Content starts
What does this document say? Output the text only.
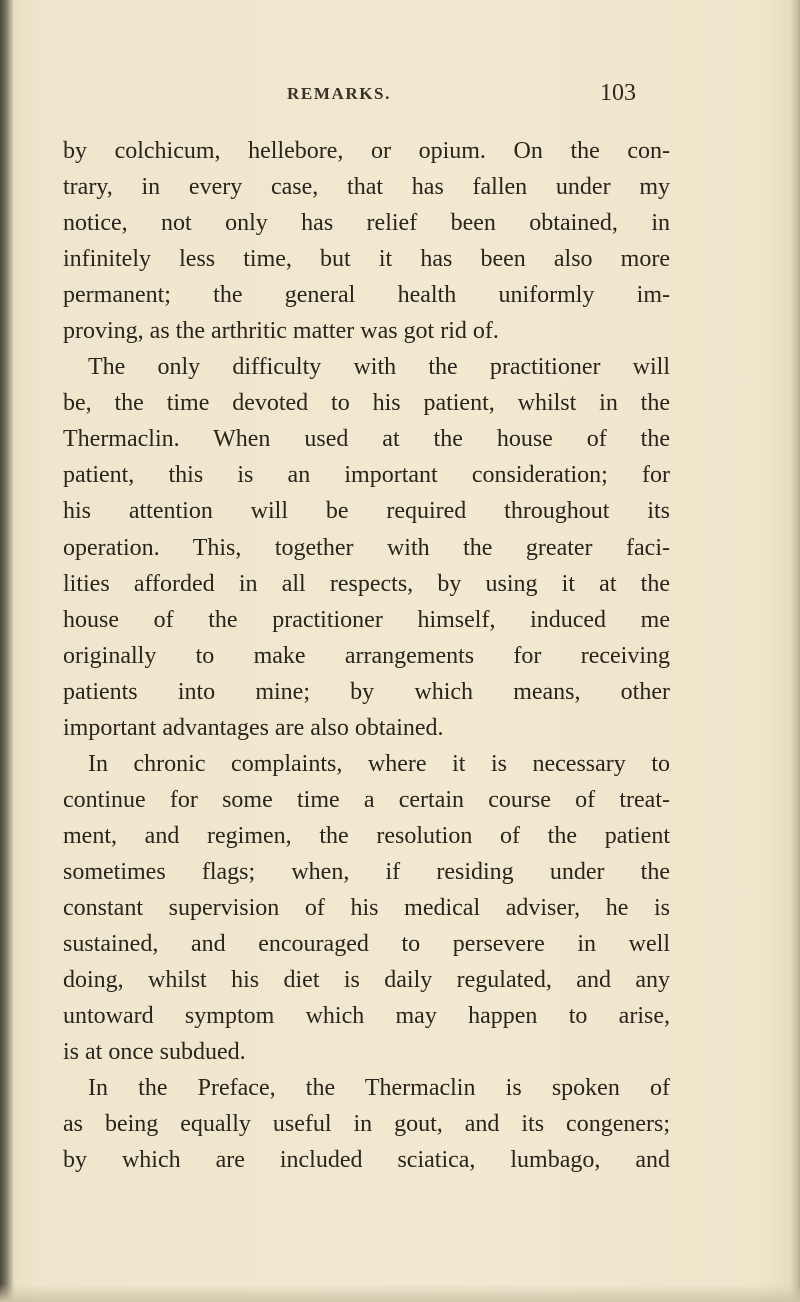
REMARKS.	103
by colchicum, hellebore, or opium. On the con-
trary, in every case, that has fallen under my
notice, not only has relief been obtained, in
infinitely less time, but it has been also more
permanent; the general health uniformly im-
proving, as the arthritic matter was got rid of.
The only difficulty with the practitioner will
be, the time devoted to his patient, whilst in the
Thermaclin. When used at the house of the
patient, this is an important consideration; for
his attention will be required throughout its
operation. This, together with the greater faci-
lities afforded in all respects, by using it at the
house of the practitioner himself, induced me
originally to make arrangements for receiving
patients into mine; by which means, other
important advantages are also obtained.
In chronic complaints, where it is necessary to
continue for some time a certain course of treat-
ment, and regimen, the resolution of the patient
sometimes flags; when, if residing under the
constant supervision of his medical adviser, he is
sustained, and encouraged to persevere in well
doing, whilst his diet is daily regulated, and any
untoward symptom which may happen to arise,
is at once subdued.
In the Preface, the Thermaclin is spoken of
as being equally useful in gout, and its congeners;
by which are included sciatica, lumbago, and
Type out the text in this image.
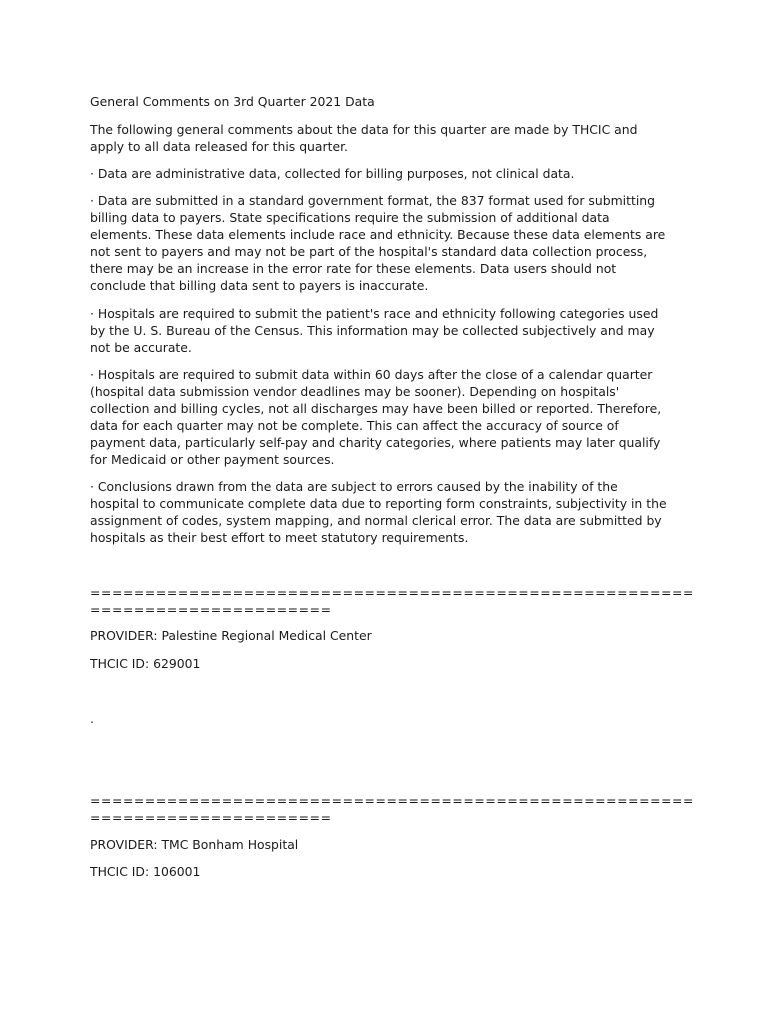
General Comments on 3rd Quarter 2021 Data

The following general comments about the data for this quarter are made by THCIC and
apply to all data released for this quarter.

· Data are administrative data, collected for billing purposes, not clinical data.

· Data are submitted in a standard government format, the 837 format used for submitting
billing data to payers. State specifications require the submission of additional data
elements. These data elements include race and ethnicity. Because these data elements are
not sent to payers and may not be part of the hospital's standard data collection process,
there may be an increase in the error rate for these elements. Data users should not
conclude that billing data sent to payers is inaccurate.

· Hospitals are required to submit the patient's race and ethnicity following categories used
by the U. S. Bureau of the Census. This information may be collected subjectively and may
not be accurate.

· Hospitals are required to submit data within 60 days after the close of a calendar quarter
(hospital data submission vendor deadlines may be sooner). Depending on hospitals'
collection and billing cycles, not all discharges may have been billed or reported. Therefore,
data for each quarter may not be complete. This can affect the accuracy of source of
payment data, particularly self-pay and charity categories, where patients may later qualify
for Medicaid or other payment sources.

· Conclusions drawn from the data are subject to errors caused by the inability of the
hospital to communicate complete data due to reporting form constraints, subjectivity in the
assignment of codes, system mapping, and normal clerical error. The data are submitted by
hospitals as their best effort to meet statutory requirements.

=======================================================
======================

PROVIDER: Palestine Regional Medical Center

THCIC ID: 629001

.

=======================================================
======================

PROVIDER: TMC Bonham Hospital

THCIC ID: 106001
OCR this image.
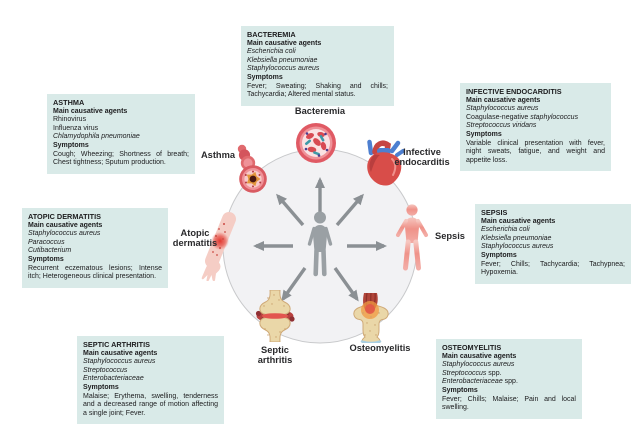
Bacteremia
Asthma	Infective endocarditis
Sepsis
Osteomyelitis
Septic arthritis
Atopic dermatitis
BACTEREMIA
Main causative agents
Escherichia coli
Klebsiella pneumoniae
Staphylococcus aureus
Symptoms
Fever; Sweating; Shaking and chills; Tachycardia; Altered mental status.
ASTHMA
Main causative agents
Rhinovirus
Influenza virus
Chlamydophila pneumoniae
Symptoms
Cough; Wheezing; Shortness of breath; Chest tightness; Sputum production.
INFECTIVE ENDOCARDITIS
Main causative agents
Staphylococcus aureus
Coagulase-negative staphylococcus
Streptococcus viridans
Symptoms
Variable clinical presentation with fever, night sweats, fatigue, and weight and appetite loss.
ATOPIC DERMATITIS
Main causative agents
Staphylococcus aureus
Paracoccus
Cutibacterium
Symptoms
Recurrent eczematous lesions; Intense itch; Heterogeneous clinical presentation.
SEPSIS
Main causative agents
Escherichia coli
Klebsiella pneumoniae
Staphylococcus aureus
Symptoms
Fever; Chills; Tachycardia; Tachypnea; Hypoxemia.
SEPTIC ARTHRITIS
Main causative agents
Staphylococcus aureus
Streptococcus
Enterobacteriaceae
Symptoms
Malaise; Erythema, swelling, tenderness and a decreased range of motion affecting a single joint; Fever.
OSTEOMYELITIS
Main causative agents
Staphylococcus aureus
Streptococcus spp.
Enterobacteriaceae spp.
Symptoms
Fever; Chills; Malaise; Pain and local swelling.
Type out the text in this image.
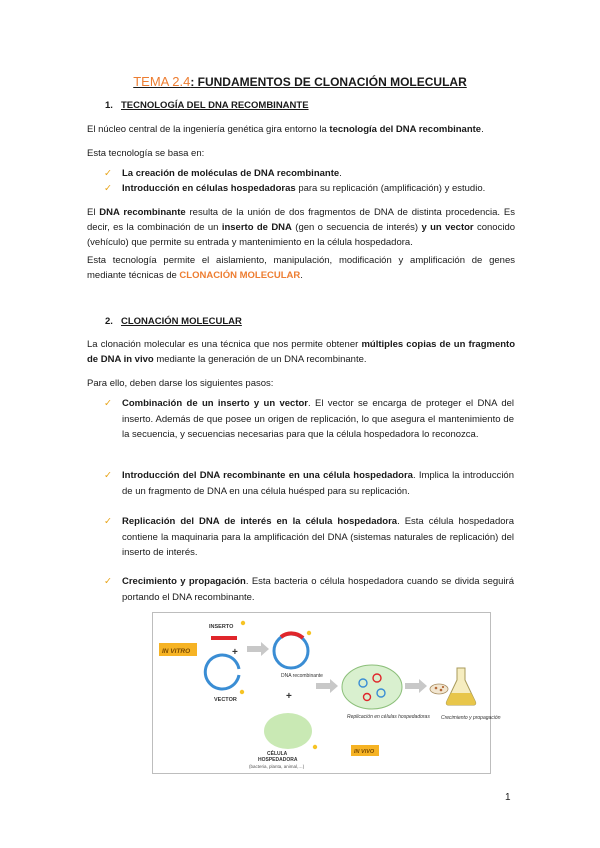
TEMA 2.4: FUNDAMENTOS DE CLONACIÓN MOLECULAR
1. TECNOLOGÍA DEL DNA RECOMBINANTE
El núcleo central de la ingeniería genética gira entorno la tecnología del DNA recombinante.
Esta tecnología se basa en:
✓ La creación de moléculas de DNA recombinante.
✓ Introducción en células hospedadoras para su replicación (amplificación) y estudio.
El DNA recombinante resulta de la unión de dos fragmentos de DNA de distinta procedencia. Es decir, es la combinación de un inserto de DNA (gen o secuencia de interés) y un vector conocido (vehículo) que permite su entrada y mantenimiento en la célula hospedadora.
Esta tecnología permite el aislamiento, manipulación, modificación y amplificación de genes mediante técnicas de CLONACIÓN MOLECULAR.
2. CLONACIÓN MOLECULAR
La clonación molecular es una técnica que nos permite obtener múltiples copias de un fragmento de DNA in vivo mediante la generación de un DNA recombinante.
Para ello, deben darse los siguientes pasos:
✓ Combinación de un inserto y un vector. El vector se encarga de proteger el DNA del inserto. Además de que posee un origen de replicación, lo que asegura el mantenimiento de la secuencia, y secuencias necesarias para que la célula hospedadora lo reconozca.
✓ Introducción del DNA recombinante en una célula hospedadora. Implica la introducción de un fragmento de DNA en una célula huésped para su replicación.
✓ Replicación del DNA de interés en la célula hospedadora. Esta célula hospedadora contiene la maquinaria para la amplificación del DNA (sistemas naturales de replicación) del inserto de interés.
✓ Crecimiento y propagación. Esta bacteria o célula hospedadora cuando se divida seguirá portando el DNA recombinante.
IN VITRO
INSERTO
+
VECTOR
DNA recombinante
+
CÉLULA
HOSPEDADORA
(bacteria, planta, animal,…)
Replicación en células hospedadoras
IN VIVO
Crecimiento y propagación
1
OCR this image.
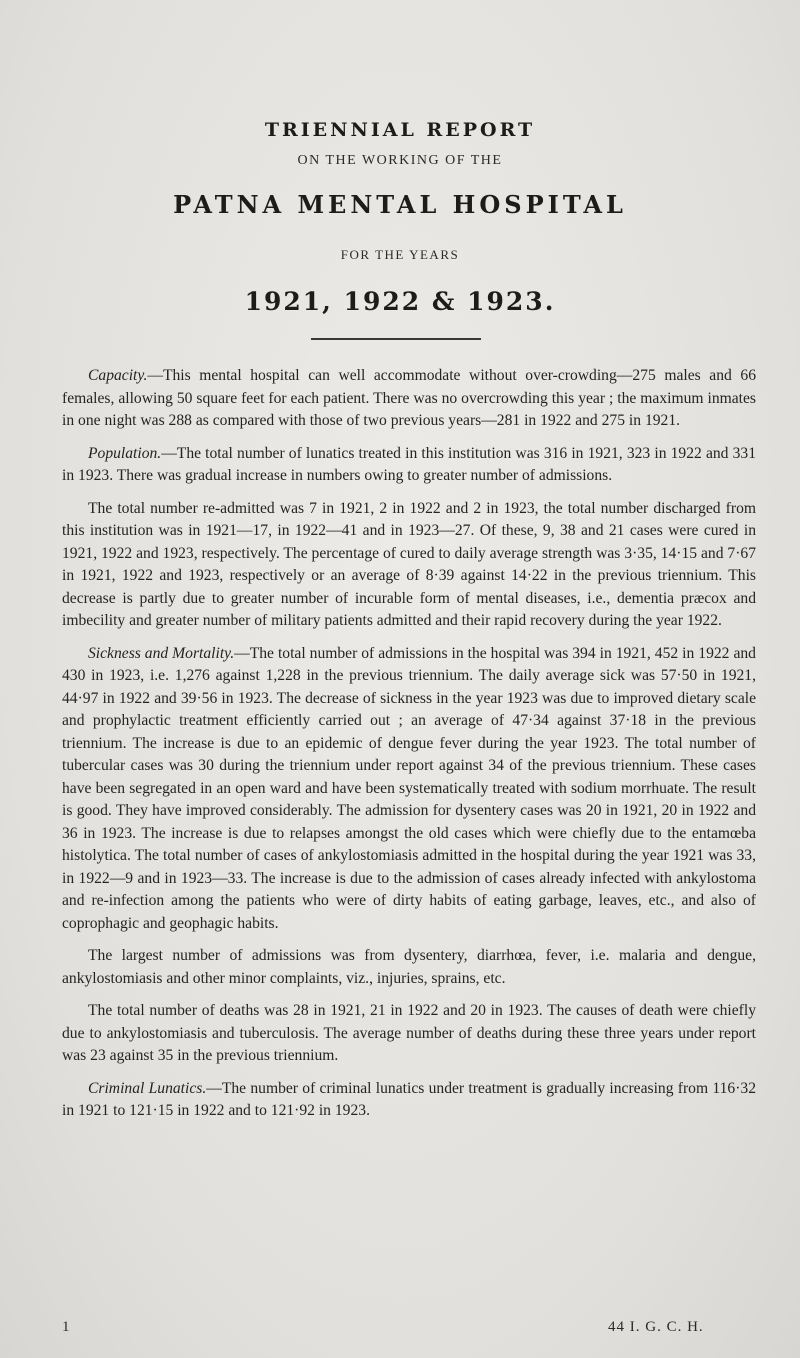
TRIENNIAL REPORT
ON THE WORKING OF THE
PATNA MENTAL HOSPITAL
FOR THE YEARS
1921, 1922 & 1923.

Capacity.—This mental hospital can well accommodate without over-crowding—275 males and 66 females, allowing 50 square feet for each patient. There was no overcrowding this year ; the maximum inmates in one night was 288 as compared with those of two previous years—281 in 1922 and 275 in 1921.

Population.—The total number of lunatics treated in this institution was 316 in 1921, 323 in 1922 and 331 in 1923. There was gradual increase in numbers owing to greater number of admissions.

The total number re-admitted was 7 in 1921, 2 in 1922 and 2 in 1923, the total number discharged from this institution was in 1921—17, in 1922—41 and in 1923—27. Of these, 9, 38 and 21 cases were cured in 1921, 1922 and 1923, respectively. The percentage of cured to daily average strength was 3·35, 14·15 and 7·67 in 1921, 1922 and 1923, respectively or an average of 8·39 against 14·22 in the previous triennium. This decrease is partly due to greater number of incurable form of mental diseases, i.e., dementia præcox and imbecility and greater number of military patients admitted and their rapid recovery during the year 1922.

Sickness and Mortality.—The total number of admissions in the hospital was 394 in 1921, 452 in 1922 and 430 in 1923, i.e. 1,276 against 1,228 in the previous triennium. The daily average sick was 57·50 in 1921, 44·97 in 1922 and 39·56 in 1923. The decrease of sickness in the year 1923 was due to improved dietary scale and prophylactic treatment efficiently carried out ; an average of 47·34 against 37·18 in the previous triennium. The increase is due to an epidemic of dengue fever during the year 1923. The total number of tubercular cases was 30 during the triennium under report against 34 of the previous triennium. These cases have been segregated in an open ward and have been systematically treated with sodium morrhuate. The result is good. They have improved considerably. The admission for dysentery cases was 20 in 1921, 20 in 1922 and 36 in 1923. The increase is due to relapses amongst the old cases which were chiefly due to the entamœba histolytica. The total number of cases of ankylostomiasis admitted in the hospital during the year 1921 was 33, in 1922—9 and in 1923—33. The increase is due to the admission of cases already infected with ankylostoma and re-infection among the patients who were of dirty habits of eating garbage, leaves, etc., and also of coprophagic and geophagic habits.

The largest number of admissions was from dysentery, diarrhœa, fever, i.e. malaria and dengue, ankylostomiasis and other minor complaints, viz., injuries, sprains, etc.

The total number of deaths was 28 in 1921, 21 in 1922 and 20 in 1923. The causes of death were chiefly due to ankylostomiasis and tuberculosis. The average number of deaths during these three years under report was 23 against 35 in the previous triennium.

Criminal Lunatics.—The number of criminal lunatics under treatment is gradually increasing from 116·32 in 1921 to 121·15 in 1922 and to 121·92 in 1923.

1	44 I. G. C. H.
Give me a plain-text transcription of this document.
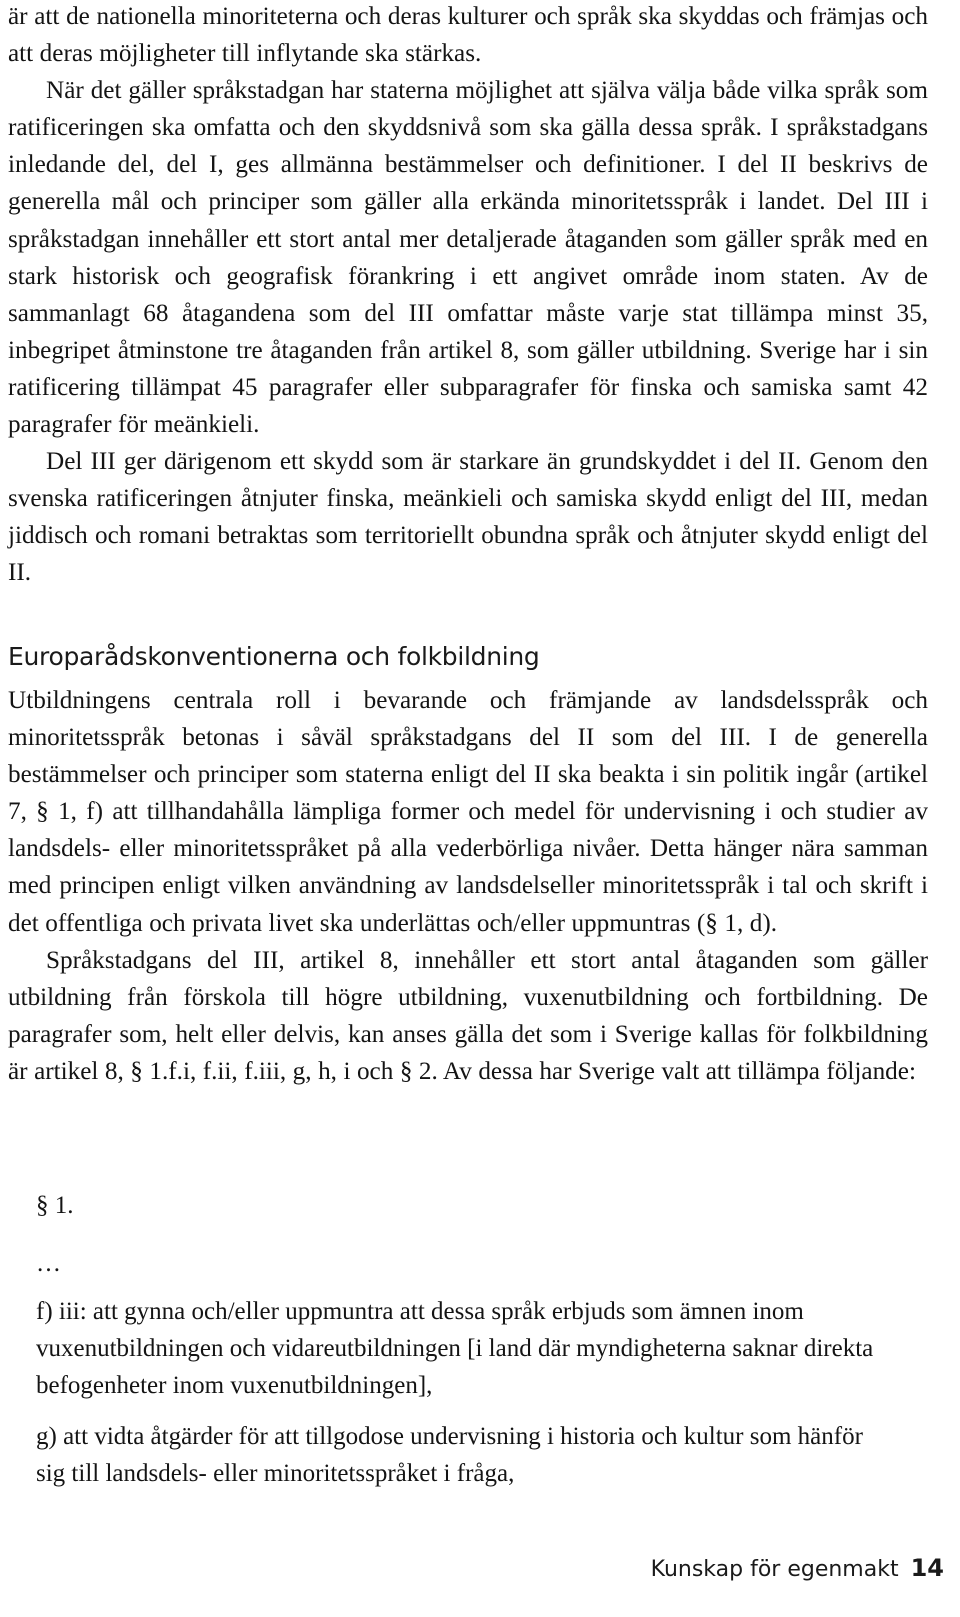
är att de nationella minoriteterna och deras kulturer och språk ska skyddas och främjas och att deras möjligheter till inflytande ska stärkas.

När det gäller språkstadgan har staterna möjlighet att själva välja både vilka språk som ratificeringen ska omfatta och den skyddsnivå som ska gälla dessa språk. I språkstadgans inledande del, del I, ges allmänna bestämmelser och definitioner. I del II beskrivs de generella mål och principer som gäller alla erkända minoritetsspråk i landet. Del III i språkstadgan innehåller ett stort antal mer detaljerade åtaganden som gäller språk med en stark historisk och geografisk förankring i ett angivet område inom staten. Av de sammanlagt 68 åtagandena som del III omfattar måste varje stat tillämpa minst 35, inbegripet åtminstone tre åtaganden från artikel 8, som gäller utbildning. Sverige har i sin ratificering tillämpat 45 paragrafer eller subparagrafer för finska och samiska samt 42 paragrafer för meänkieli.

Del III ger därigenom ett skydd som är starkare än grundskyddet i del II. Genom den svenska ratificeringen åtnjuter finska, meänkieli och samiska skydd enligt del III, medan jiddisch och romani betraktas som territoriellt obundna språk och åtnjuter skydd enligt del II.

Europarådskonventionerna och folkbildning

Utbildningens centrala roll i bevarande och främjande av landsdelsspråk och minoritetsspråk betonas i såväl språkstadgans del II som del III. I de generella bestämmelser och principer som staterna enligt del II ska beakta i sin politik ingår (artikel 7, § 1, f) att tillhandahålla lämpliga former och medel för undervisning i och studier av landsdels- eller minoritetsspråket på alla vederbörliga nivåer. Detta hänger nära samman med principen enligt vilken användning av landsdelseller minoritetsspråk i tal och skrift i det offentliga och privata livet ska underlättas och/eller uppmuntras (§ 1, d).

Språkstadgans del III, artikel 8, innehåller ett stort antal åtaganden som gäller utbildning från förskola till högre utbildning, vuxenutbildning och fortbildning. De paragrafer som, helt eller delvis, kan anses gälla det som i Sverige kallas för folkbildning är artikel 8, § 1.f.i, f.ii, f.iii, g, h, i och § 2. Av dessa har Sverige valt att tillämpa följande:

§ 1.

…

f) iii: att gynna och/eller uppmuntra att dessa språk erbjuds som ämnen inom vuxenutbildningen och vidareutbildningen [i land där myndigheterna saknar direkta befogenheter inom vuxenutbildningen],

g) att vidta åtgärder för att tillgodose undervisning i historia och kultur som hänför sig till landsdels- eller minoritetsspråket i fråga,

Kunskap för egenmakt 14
Content ends
▶ _Exercise aim_
What lines of the preceding data include the string "from"? Pull them out.

▶ _Reply to the task_
· Conclusions drawn from the data are subject to errors caused by the inability of the
The total number re-admitted was 7 in 1921, 2 in 1922 and 2 in 1923, the total number discharged from this institution was in 1921—17, in 1922—41 and in 1923—27. Of these, 9, 38 and 21 cases were cured in 1921, 1922 and 1923, respectively. The percentage of cured to daily average strength was 3·35, 14·15 and 7·67 in 1921, 1922 and 1923, respectively or an average of 8·39 against 14·22 in the previous triennium. This decrease is partly due to greater number of incurable form of mental diseases, i.e., dementia præcox and imbecility and greater number of military patients admitted and their rapid recovery during the year 1922.
The largest number of admissions was from dysentery, diarrhœa, fever, i.e. malaria and dengue, ankylostomiasis and other minor complaints, viz., injuries, sprains, etc.
Criminal Lunatics.—The number of criminal lunatics under treatment is gradually increasing from 116·32 in 1921 to 121·15 in 1922 and to 121·92 in 1923.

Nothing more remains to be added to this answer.